STYLE BOOK

「京・和小物」 (7月28日(土)放送)

番組の65回目のテーマは「京・和小物」。
京都。昔から、この街は常に文化の中心であり続けた。
思想、宗教、哲学、文学、織物、陶器、絵画、芸能、さらに、様々なしきたりや作法まで。今ある日本の伝統すべてが、ここに集約される。しかし、この街は、ただ漫然とその伝統を守っているだけではない。実は今も、新たなデザインを次々と生み出しているのだ。古来より伝わる職人たちの智恵に、新たな技術を加えながら、静かにその形を変えて・・・。
僕らはそれを「キョウト デザイン」と呼ぶ。
古いだけではない。未来へと続く新たな伝統が生まれている。

1200年もの長い歳月をかけ、受け継がれてきた匠の技と心。
その新たな形が、今ここにある。「キョウト デザイン」には時を経なければ得られない深い味わいとえもいわれぬ上品な香りが漂っている。

持っているだけで持ち主の個性が輝く道具がある。
いわゆる「京文具」もその1つだ。
京都の孟宗竹を使用したテープカッターの台座。
竹を生かしたユニークな卵形のペーパーウエイトなど。
小さな文具にも、京の魂が宿っている。

════════

問題:
1) 次の(a)〜(c)が上の文書抜粋の内容と合うか、それぞれ「はい」か「いいえ」で答え、判断の根拠となる箇所を原文のまま引用してください。
(a) 番組の65回目のテーマは「京・和小物」である。
(b) 京都は伝統を守るだけで、新しいデザインは生み出していない。
(c) テープカッターの台座には京都の孟宗竹が使われている。
2) 上の文書抜粋で「思想、宗教、」から始まる文のうち、「さらに」より前に読点で区切って並べられている分野をすべて挙げてください。

提供資料:
════════

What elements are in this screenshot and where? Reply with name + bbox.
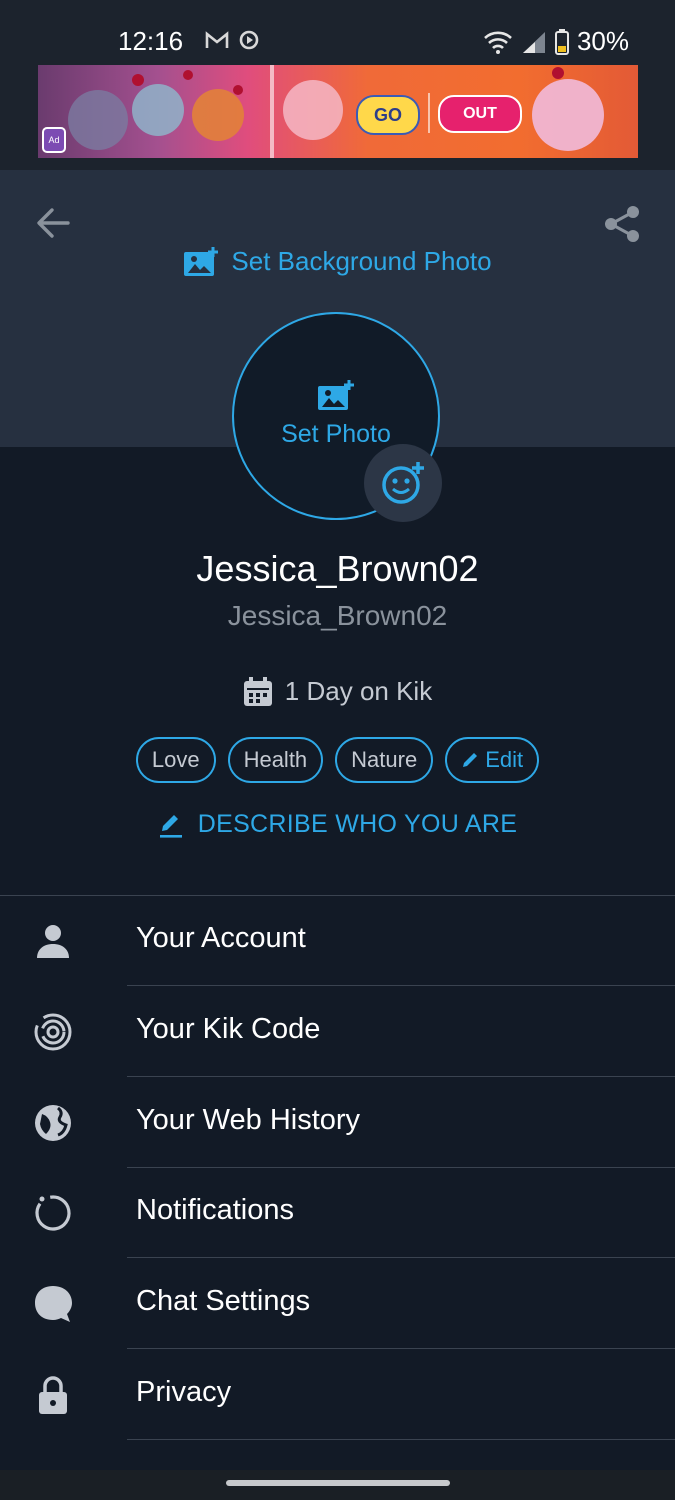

════════

各問の解答:
1)
(a) はい。「番組の65回目のテーマは「京・和小物」。」
(b) いいえ。「実は今も、新たなデザインを次々と生み出しているのだ。」
(c) はい。「京都の孟宗竹を使用したテープカッターの台座。」

2) 思想、宗教、哲学、文学、織物、陶器、絵画、芸能